(Stored data)

____

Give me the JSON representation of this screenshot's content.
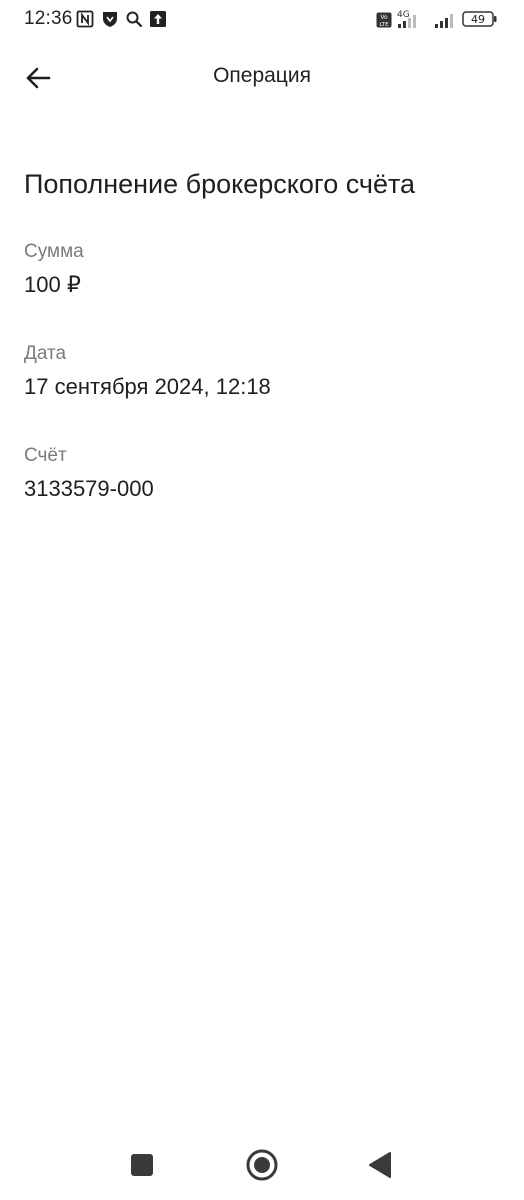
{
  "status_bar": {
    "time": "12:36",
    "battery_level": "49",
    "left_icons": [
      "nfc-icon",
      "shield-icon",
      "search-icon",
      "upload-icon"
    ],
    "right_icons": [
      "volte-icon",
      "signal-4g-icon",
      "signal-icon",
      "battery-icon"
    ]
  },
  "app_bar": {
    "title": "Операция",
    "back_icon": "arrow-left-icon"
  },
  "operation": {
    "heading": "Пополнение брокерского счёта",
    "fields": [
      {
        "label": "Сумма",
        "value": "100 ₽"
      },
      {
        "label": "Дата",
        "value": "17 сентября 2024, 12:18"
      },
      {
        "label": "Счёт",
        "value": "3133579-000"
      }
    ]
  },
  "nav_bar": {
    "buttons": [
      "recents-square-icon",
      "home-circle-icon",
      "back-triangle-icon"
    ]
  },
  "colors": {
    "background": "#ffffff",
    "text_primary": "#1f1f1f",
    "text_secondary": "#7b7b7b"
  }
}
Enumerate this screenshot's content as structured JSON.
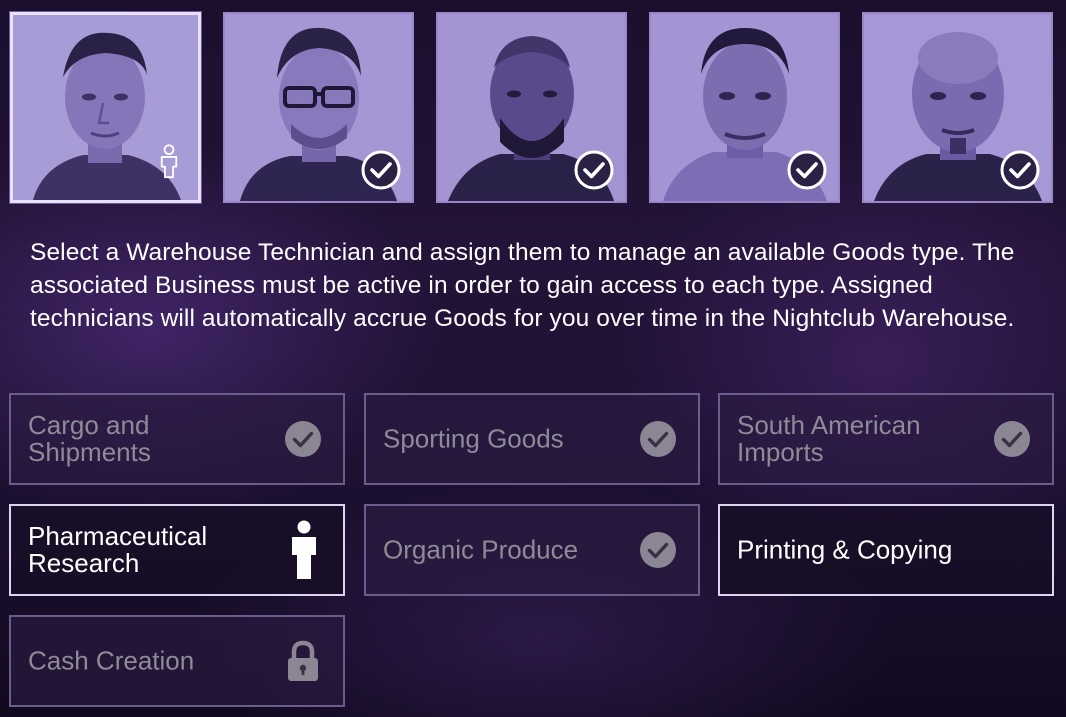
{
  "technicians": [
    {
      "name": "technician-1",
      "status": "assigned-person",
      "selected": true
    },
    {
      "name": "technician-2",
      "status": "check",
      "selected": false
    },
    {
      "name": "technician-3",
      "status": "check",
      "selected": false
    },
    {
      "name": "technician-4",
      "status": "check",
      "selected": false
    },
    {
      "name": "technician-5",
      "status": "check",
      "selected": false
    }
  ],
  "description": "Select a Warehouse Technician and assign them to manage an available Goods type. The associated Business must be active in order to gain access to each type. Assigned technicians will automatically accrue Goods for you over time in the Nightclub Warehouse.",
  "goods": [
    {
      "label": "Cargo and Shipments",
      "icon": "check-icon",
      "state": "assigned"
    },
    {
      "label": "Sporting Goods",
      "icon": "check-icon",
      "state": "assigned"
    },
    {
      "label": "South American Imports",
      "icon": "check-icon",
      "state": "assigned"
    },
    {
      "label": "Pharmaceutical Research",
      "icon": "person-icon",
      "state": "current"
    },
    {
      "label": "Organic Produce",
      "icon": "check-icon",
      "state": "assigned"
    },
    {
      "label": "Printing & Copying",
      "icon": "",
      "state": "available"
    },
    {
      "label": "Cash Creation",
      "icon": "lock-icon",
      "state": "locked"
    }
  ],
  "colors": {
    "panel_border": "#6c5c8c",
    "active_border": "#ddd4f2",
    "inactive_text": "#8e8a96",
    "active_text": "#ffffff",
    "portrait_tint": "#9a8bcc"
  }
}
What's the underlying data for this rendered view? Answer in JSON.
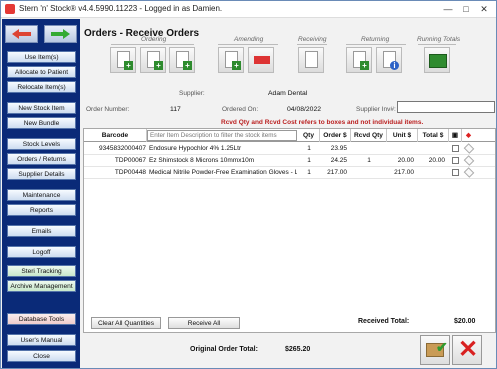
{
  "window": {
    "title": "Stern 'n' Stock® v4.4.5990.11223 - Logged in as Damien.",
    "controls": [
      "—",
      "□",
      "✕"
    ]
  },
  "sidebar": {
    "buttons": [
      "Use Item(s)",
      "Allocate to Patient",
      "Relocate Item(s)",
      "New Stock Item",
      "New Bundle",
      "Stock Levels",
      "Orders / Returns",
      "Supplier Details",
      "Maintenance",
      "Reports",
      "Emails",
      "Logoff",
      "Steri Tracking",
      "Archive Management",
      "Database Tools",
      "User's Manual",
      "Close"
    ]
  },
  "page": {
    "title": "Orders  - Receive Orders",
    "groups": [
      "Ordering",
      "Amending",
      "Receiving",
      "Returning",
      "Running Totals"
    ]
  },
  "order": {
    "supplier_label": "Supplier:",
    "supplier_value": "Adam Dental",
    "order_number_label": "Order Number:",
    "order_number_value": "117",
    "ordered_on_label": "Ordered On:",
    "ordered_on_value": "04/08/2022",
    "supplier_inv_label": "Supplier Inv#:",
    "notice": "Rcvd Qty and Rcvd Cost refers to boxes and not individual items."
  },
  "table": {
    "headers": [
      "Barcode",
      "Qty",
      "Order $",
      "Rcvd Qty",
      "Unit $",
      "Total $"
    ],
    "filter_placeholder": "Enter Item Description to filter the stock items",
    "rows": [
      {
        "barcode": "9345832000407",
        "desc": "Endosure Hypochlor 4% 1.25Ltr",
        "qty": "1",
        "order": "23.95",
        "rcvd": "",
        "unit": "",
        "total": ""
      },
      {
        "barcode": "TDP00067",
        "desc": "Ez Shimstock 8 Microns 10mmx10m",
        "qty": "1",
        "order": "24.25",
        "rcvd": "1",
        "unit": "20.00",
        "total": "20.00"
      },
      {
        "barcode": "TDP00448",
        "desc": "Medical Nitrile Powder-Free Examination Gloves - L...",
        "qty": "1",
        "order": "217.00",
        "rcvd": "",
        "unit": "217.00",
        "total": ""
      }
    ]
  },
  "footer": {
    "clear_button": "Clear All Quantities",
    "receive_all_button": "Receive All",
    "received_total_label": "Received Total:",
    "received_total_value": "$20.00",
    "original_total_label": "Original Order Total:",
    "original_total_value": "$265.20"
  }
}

____

** WHAT THE EXERCISE ASKS **
Find the string "screenshot" in the entries above and return each line that holds it.

** RESULT **
Give me the JSON representation of this screenshot's content.
Enumerate this screenshot's content as structured JSON.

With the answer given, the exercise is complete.